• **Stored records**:
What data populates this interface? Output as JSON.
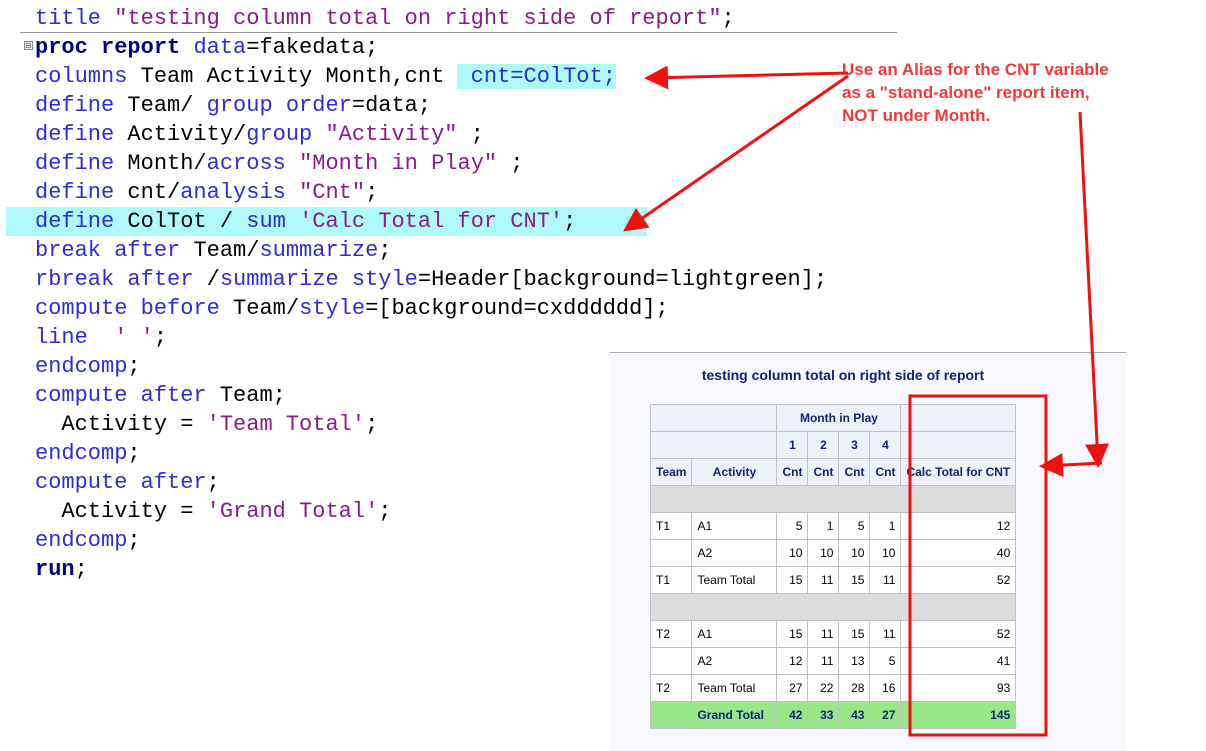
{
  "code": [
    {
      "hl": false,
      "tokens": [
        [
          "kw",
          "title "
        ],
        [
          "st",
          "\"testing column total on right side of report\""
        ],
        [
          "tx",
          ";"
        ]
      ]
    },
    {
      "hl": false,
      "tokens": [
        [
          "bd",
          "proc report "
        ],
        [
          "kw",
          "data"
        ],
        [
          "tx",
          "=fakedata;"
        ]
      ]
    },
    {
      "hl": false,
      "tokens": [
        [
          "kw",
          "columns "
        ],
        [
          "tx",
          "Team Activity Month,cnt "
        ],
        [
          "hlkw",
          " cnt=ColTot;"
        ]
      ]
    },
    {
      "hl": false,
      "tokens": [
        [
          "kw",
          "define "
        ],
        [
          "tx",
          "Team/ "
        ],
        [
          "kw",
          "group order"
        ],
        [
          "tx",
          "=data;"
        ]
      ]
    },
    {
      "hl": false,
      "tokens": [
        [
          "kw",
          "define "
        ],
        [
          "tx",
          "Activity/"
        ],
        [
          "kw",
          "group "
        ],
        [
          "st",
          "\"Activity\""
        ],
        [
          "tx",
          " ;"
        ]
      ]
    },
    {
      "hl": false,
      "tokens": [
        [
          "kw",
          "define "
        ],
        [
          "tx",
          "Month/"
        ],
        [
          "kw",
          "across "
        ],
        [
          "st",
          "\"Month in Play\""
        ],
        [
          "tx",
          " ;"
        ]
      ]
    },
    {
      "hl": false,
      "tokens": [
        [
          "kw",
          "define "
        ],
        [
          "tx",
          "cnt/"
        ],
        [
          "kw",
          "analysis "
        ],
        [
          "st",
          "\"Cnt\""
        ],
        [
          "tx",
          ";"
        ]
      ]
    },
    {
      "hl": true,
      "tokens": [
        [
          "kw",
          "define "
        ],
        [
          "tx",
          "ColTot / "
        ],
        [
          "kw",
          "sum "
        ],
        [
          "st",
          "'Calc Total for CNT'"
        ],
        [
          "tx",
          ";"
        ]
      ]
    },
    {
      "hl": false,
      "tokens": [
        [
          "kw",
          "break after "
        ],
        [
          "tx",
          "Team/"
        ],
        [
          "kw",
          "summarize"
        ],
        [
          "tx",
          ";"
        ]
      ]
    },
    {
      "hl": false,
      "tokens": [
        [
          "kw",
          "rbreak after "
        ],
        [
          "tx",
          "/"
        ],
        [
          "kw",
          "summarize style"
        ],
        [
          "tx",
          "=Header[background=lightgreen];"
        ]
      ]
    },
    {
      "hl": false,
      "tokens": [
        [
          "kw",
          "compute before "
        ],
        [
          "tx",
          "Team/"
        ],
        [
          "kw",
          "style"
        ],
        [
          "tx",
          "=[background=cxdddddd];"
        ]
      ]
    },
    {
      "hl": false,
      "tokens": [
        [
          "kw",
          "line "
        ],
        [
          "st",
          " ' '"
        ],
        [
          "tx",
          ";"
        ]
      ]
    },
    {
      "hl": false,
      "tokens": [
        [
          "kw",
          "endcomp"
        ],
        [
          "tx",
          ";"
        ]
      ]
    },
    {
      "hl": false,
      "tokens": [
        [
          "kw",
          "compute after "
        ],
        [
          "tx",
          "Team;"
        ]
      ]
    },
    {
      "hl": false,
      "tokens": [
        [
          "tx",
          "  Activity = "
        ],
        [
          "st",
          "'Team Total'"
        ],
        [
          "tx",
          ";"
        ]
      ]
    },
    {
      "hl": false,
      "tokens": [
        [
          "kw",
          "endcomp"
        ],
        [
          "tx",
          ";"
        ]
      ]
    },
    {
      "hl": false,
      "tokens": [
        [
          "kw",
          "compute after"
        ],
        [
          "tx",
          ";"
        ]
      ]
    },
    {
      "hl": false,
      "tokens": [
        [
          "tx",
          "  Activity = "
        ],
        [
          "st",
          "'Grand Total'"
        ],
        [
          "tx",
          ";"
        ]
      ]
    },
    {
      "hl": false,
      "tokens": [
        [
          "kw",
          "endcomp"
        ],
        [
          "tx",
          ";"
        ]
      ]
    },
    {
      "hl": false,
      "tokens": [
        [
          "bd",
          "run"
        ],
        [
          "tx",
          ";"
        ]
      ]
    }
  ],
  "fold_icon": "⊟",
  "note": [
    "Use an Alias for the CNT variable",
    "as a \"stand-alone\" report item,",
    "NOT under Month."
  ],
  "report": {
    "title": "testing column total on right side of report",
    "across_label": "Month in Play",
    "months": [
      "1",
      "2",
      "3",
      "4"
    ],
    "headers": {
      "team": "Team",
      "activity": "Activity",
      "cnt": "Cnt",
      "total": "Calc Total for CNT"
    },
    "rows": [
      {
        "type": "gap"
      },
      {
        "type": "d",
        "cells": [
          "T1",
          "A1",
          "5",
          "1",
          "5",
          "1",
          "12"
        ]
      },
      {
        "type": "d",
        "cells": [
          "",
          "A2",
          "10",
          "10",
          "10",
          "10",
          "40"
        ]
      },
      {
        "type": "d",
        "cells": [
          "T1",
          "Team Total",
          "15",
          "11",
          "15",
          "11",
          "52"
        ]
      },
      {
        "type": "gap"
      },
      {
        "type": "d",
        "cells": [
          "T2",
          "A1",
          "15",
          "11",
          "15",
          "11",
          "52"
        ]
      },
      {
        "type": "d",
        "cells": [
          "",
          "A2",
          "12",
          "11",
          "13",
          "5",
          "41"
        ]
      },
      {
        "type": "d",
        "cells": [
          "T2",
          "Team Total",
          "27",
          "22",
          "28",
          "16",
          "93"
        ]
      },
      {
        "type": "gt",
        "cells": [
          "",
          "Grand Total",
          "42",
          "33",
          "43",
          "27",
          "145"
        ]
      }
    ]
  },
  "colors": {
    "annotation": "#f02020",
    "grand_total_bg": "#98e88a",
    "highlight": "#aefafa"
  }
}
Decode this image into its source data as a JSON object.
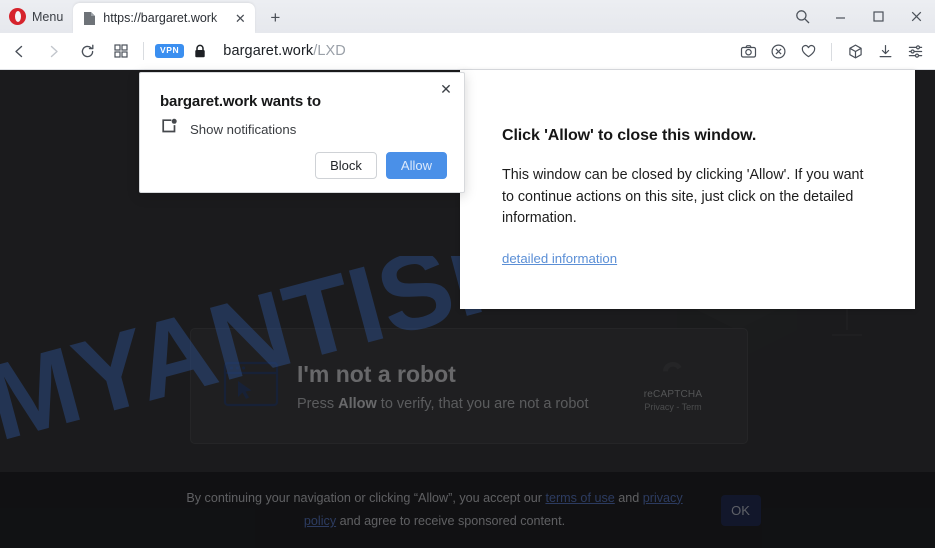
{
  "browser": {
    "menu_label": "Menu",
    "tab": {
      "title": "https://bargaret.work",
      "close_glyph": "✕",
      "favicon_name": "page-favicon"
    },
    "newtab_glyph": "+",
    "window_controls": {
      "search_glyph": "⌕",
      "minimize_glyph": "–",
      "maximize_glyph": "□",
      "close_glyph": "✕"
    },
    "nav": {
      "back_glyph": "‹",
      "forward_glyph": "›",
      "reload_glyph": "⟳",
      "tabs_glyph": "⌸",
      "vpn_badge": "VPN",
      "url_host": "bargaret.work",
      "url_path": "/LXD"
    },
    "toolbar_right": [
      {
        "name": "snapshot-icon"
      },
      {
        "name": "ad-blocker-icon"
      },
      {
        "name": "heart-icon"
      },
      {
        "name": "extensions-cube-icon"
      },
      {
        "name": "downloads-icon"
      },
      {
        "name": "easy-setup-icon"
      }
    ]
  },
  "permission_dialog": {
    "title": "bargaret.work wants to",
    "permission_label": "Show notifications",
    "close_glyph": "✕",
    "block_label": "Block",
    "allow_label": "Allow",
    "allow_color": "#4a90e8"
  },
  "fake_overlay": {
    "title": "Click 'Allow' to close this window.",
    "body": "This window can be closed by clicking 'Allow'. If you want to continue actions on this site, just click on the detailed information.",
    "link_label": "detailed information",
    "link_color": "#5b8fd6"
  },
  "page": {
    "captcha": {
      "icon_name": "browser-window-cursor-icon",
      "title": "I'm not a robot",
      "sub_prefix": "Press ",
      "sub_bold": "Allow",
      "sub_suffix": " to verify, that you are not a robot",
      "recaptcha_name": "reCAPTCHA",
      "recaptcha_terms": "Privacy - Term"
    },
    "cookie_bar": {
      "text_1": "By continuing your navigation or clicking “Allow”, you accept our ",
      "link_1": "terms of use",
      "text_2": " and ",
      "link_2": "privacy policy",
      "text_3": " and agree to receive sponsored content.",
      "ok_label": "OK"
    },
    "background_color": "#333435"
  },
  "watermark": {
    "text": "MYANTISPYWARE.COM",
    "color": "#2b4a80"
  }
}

• **Stated task**: How many lines in the listing above contain "detailed"? Answer with the number alone.

• **Problem solution**: 2